### Data listing
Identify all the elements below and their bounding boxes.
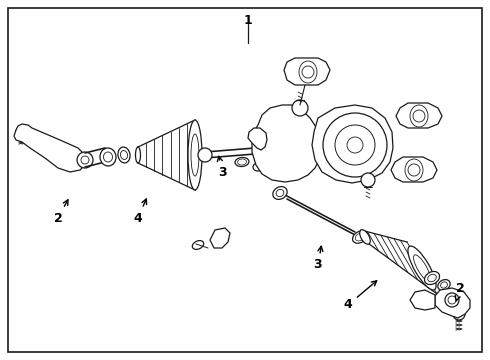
Text: 3: 3	[218, 156, 226, 179]
Polygon shape	[435, 288, 470, 318]
Ellipse shape	[360, 230, 370, 244]
Polygon shape	[410, 290, 435, 310]
Ellipse shape	[100, 148, 116, 166]
Text: 3: 3	[314, 246, 323, 271]
Ellipse shape	[352, 231, 368, 243]
Polygon shape	[391, 157, 437, 182]
Ellipse shape	[121, 150, 127, 159]
Polygon shape	[396, 103, 442, 128]
Ellipse shape	[441, 282, 447, 288]
Text: 1: 1	[244, 14, 252, 27]
Circle shape	[408, 164, 420, 176]
Ellipse shape	[276, 189, 284, 197]
Polygon shape	[14, 124, 85, 172]
Ellipse shape	[188, 120, 202, 190]
Polygon shape	[248, 128, 267, 150]
Polygon shape	[252, 105, 322, 182]
Ellipse shape	[235, 157, 249, 167]
Ellipse shape	[192, 240, 204, 249]
Ellipse shape	[273, 186, 287, 199]
Ellipse shape	[191, 134, 199, 176]
Circle shape	[335, 125, 375, 165]
Circle shape	[292, 100, 308, 116]
Circle shape	[77, 152, 93, 168]
Ellipse shape	[238, 159, 246, 165]
Ellipse shape	[428, 274, 436, 282]
Ellipse shape	[136, 147, 141, 163]
Circle shape	[445, 293, 459, 307]
Circle shape	[361, 173, 375, 187]
Circle shape	[413, 110, 425, 122]
Polygon shape	[284, 58, 330, 85]
Text: 2: 2	[53, 200, 68, 225]
Circle shape	[302, 66, 314, 78]
Circle shape	[16, 126, 28, 138]
Ellipse shape	[405, 159, 423, 181]
Ellipse shape	[410, 105, 428, 127]
Circle shape	[198, 148, 212, 162]
Circle shape	[323, 113, 387, 177]
Polygon shape	[210, 228, 230, 248]
Ellipse shape	[355, 233, 365, 241]
Text: 4: 4	[343, 281, 377, 311]
Text: 4: 4	[134, 199, 147, 225]
Circle shape	[347, 137, 363, 153]
Text: 2: 2	[455, 282, 465, 301]
Ellipse shape	[408, 246, 436, 290]
Ellipse shape	[424, 271, 440, 284]
Ellipse shape	[118, 147, 130, 163]
Ellipse shape	[414, 255, 430, 281]
Circle shape	[453, 308, 465, 320]
Polygon shape	[312, 105, 393, 183]
Ellipse shape	[299, 61, 317, 83]
Ellipse shape	[103, 152, 113, 162]
Ellipse shape	[253, 163, 263, 171]
Ellipse shape	[438, 280, 450, 291]
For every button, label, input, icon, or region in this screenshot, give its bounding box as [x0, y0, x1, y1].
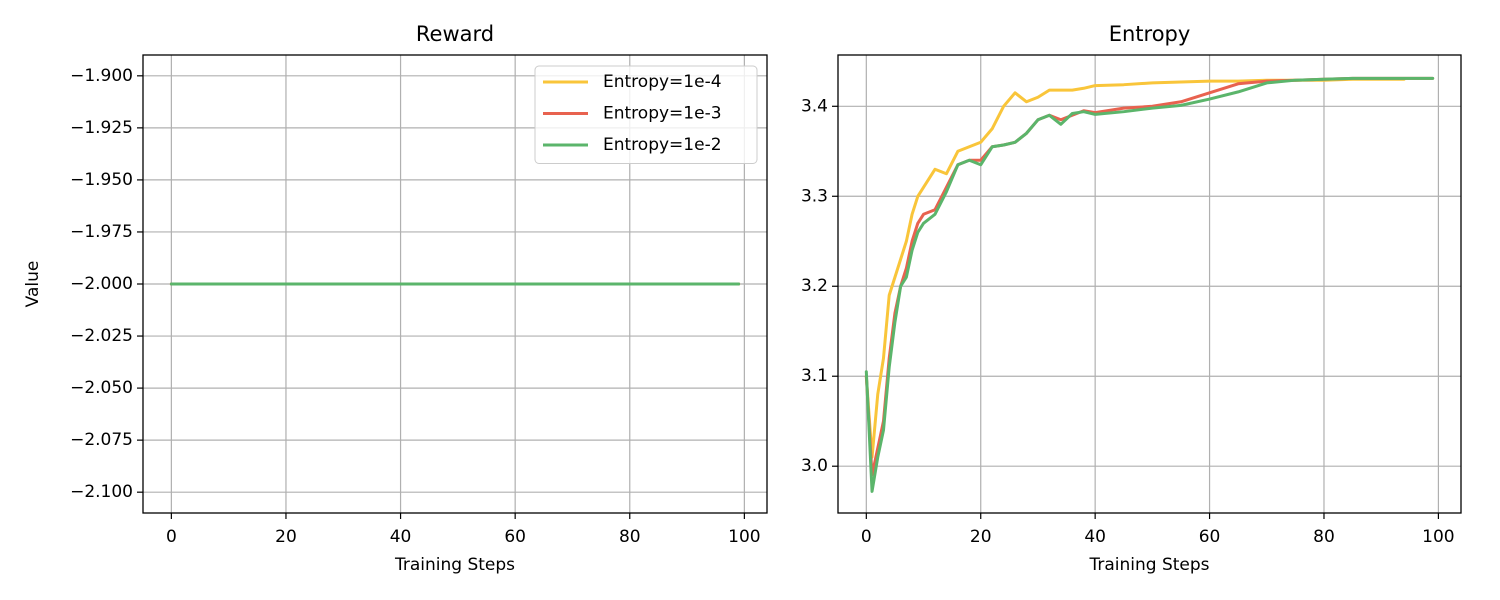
y-tick-label: 3.1 — [801, 366, 828, 386]
y-tick-label: 3.0 — [801, 456, 828, 476]
x-tick-label: 40 — [390, 527, 412, 547]
x-axis-label: Training Steps — [394, 555, 515, 575]
y-tick-label: 3.4 — [801, 96, 828, 116]
series-line — [864, 76, 1435, 493]
x-tick-label: 60 — [504, 527, 526, 547]
x-tick-label: 80 — [619, 527, 641, 547]
x-tick-label: 100 — [1422, 527, 1454, 547]
series-line — [864, 77, 1406, 459]
y-tick-label: −2.100 — [70, 482, 133, 502]
panel: 0 20 40 60 80 100 3.0 3.1 3.2 3.3 3.4 Entropy Traini… — [801, 22, 1462, 575]
y-tick-label: −1.950 — [70, 170, 133, 190]
x-tick-label: 40 — [1084, 527, 1106, 547]
x-tick-label: 20 — [970, 527, 992, 547]
plot-frame — [837, 54, 1462, 514]
plot-frame — [142, 54, 768, 514]
y-tick-label: −2.050 — [70, 378, 133, 398]
x-tick-label: 20 — [275, 527, 297, 547]
chart-title: Entropy — [1109, 22, 1191, 46]
y-tick-label: −2.075 — [70, 430, 133, 450]
y-tick-label: −1.975 — [70, 222, 133, 242]
x-tick-label: 0 — [166, 527, 177, 547]
y-tick-label: −2.025 — [70, 326, 133, 346]
legend-label: Entropy=1e-3 — [603, 104, 722, 124]
panel: 0 20 40 60 80 100 −1.900 −1.925 −1.950 −1.975 −2.0… — [23, 22, 768, 575]
y-tick-label: −2.000 — [70, 274, 133, 294]
x-tick-label: 100 — [728, 527, 760, 547]
x-tick-label: 80 — [1313, 527, 1335, 547]
y-tick-label: 3.2 — [801, 276, 828, 296]
chart-title: Reward — [416, 22, 494, 46]
x-tick-label: 60 — [1199, 527, 1221, 547]
y-tick-label: −1.900 — [70, 66, 133, 86]
y-tick-label: −1.925 — [70, 118, 133, 138]
x-tick-label: 0 — [861, 527, 872, 547]
legend-box — [534, 65, 758, 164]
y-tick-label: 3.3 — [801, 186, 828, 206]
legend-label: Entropy=1e-4 — [603, 72, 722, 92]
series-line — [864, 76, 1435, 477]
legend: Entropy=1e-4 Entropy=1e-3 Entropy=1e-2 — [534, 65, 758, 164]
y-axis-label: Value — [23, 261, 43, 308]
legend-label: Entropy=1e-2 — [603, 135, 722, 155]
x-axis-label: Training Steps — [1088, 555, 1209, 575]
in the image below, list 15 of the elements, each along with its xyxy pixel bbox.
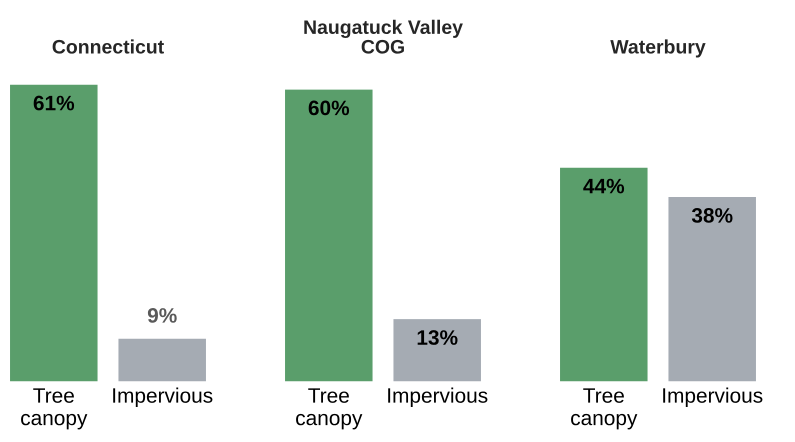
x-tick-label: Tree canopy [571,388,638,430]
x-tick-label: Tree canopy [21,388,88,430]
data-label: 60% [308,100,350,116]
x-tick-label: Tree canopy [296,388,362,430]
x-tick-label: Impervious [388,388,488,407]
data-label: 61% [34,96,74,110]
x-tick-label: Impervious [113,388,212,407]
data-label: 38% [692,208,733,223]
x-tick-label: Impervious [663,388,762,407]
data-label: 9% [148,308,177,323]
data-label: 13% [418,330,458,345]
data-label: 44% [583,178,624,194]
chart-title: Waterbury [610,39,706,58]
chart-title: Connecticut [52,39,164,54]
chart-title: Naugatuck Valley COG [304,20,463,54]
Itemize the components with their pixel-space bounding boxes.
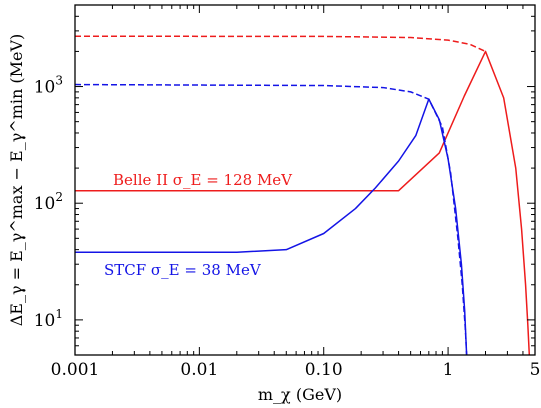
y-tick-label: 103 — [34, 74, 63, 98]
curves — [74, 35, 531, 356]
x-axis-label: m_χ (GeV) — [258, 385, 342, 404]
x-tick-label: 5 — [530, 360, 541, 380]
series-belle-dashed — [74, 35, 486, 53]
y-tick-label: 101 — [34, 307, 63, 331]
ticks: 0.001 0.01 0.10 1 5 101 102 103 — [34, 5, 541, 380]
series-stcf-solid — [75, 98, 468, 356]
x-tick-label: 1 — [443, 360, 454, 380]
y-axis-label: ΔE_γ = E_γ^max − E_γ^min (MeV) — [7, 34, 26, 327]
y-tick-label: 102 — [34, 190, 63, 214]
x-tick-label: 0.10 — [305, 360, 343, 380]
series-belle-solid — [75, 50, 531, 356]
stcf-annotation: STCF σ_E = 38 MeV — [104, 261, 262, 279]
plot-frame — [74, 4, 536, 356]
x-tick-label: 0.01 — [180, 360, 218, 380]
belle-annotation: Belle II σ_E = 128 MeV — [113, 171, 293, 189]
x-tick-label: 0.001 — [51, 360, 100, 380]
series-stcf-dashed — [74, 83, 468, 356]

### Problem
Format every line of the rows above as a numbered list, omitting blank lines and leaving out the pictures.

### Problem solution
1. Identify all the elements below and their bounding boxes.
2. Text: 3: 3	[218, 156, 226, 179]
3. Polygon shape	[435, 288, 470, 318]
4. Ellipse shape	[360, 230, 370, 244]
5. Polygon shape	[410, 290, 435, 310]
6. Ellipse shape	[100, 148, 116, 166]
7. Text: 3: 3	[314, 246, 323, 271]
8. Ellipse shape	[352, 231, 368, 243]
9. Polygon shape	[391, 157, 437, 182]
10. Ellipse shape	[121, 150, 127, 159]
11. Polygon shape	[396, 103, 442, 128]
12. Ellipse shape	[441, 282, 447, 288]
13. Text: 1: 1	[244, 14, 252, 27]
14. Circle shape	[408, 164, 420, 176]
15. Ellipse shape	[276, 189, 284, 197]
16. Polygon shape	[14, 124, 85, 172]
17. Ellipse shape	[188, 120, 202, 190]
18. Polygon shape	[248, 128, 267, 150]
19. Polygon shape	[252, 105, 322, 182]
20. Ellipse shape	[235, 157, 249, 167]
21. Ellipse shape	[192, 240, 204, 249]
22. Ellipse shape	[273, 186, 287, 199]
23. Ellipse shape	[191, 134, 199, 176]
24. Circle shape	[335, 125, 375, 165]
25. Circle shape	[292, 100, 308, 116]
26. Circle shape	[77, 152, 93, 168]
27. Ellipse shape	[238, 159, 246, 165]
28. Ellipse shape	[428, 274, 436, 282]
29. Ellipse shape	[136, 147, 141, 163]
30. Circle shape	[445, 293, 459, 307]
31. Circle shape	[361, 173, 375, 187]
32. Circle shape	[413, 110, 425, 122]
33. Polygon shape	[284, 58, 330, 85]
34. Text: 2: 2	[53, 200, 68, 225]
35. Circle shape	[302, 66, 314, 78]
36. Circle shape	[16, 126, 28, 138]
37. Ellipse shape	[405, 159, 423, 181]
38. Ellipse shape	[410, 105, 428, 127]
39. Circle shape	[198, 148, 212, 162]
40. Circle shape	[323, 113, 387, 177]
41. Polygon shape	[210, 228, 230, 248]
42. Ellipse shape	[355, 233, 365, 241]
43. Text: 4: 4	[343, 281, 377, 311]
44. Text: 4: 4	[134, 199, 147, 225]
45. Circle shape	[347, 137, 363, 153]
46. Text: 2: 2	[455, 282, 465, 301]
47. Ellipse shape	[408, 246, 436, 290]
48. Ellipse shape	[424, 271, 440, 284]
49. Ellipse shape	[118, 147, 130, 163]
50. Ellipse shape	[414, 255, 430, 281]
51. Circle shape	[453, 308, 465, 320]
52. Polygon shape	[312, 105, 393, 183]
53. Ellipse shape	[299, 61, 317, 83]
54. Ellipse shape	[103, 152, 113, 162]
55. Ellipse shape	[253, 163, 263, 171]
56. Ellipse shape	[438, 280, 450, 291]
57. For every button, label, input, icon, or region in this screenshot, give its bounding box as [x0, y0, x1, y1].
58. y-tick-label: 3.1 — [801, 366, 828, 386]
59. y-tick-label: 3.0 — [801, 456, 828, 476]
60. x-tick-label: 40 — [390, 527, 412, 547]
61. x-axis-label: Training Steps — [394, 555, 515, 575]
62. y-tick-label: 3.4 — [801, 96, 828, 116]
63. series-line — [864, 76, 1435, 493]
64. x-tick-label: 60 — [504, 527, 526, 547]
65. x-tick-label: 80 — [619, 527, 641, 547]
66. x-tick-label: 100 — [1422, 527, 1454, 547]
67. series-line — [864, 77, 1406, 459]
68. y-tick-label: −2.100 — [70, 482, 133, 502]
69. panel: 0 20 40 60 80 100 3.0 3.1 3.2 3.3 3.4 Entropy Traini… — [801, 22, 1462, 575]
70. y-tick-label: −1.950 — [70, 170, 133, 190]
71. x-tick-label: 40 — [1084, 527, 1106, 547]
72. x-tick-label: 20 — [970, 527, 992, 547]
73. plot-frame — [837, 54, 1462, 514]
74. plot-frame — [142, 54, 768, 514]
75. y-tick-label: −2.050 — [70, 378, 133, 398]
76. x-tick-label: 20 — [275, 527, 297, 547]
77. chart-title: Entropy — [1109, 22, 1191, 46]
78. y-tick-label: −2.075 — [70, 430, 133, 450]
79. y-tick-label: −1.975 — [70, 222, 133, 242]
80. x-tick-label: 0 — [166, 527, 177, 547]
81. y-tick-label: −2.025 — [70, 326, 133, 346]
82. legend-label: Entropy=1e-3 — [603, 104, 722, 124]
83. panel: 0 20 40 60 80 100 −1.900 −1.925 −1.950 −1.975 −2.0… — [23, 22, 768, 575]
84. y-tick-label: −2.000 — [70, 274, 133, 294]
85. x-tick-label: 100 — [728, 527, 760, 547]
86. x-tick-label: 80 — [1313, 527, 1335, 547]
87. y-tick-label: 3.2 — [801, 276, 828, 296]
88. chart-title: Reward — [416, 22, 494, 46]
89. x-tick-label: 60 — [1199, 527, 1221, 547]
90. y-tick-label: −1.900 — [70, 66, 133, 86]
91. y-tick-label: −1.925 — [70, 118, 133, 138]
92. x-tick-label: 0 — [861, 527, 872, 547]
93. legend-box — [534, 65, 758, 164]
94. y-tick-label: 3.3 — [801, 186, 828, 206]
95. legend-label: Entropy=1e-4 — [603, 72, 722, 92]
96. series-line — [864, 76, 1435, 477]
97. legend: Entropy=1e-4 Entropy=1e-3 Entropy=1e-2 — [534, 65, 758, 164]
98. y-axis-label: Value — [23, 261, 43, 308]
99. legend-label: Entropy=1e-2 — [603, 135, 722, 155]
100. x-axis-label: Training Steps — [1088, 555, 1209, 575]
101. in the image below, list 15 of the elements, each along with its xyxy pixel bbox.
102. x-tick-label: Tree canopy [571,388,638,430]
103. x-tick-label: Tree canopy [21,388,88,430]
104. data-label: 60% [308,100,350,116]
105. x-tick-label: Tree canopy [296,388,362,430]
106. x-tick-label: Impervious [388,388,488,407]
107. data-label: 61% [34,96,74,110]
108. x-tick-label: Impervious [113,388,212,407]
109. data-label: 38% [692,208,733,223]
110. x-tick-label: Impervious [663,388,762,407]
111. data-label: 9% [148,308,177,323]
112. data-label: 13% [418,330,458,345]
113. data-label: 44% [583,178,624,194]
114. chart-title: Waterbury [610,39,706,58]
115. chart-title: Connecticut [52,39,164,54]
116. chart-title: Naugatuck Valley COG [304,20,463,54]
117. Itemize the components with their pixel-space bounding boxes.
118. y-tick-label: 103 — [34, 74, 63, 98]
119. curves — [74, 35, 531, 356]
120. x-axis-label: m_χ (GeV) — [258, 385, 342, 404]
121. x-tick-label: 5 — [530, 360, 541, 380]
122. series-belle-dashed — [74, 35, 486, 53]
123. y-tick-label: 101 — [34, 307, 63, 331]
124. ticks: 0.001 0.01 0.10 1 5 101 102 103 — [34, 5, 541, 380]
125. series-stcf-solid — [75, 98, 468, 356]
126. x-tick-label: 1 — [443, 360, 454, 380]
127. y-axis-label: ΔE_γ = E_γ^max − E_γ^min (MeV) — [7, 34, 26, 327]
128. y-tick-label: 102 — [34, 190, 63, 214]
129. x-tick-label: 0.10 — [305, 360, 343, 380]
130. series-belle-solid — [75, 50, 531, 356]
131. stcf-annotation: STCF σ_E = 38 MeV — [104, 261, 262, 279]
132. plot-frame — [74, 4, 536, 356]
133. x-tick-label: 0.01 — [180, 360, 218, 380]
134. belle-annotation: Belle II σ_E = 128 MeV — [113, 171, 293, 189]
135. x-tick-label: 0.001 — [51, 360, 100, 380]
136. series-stcf-dashed — [74, 83, 468, 356]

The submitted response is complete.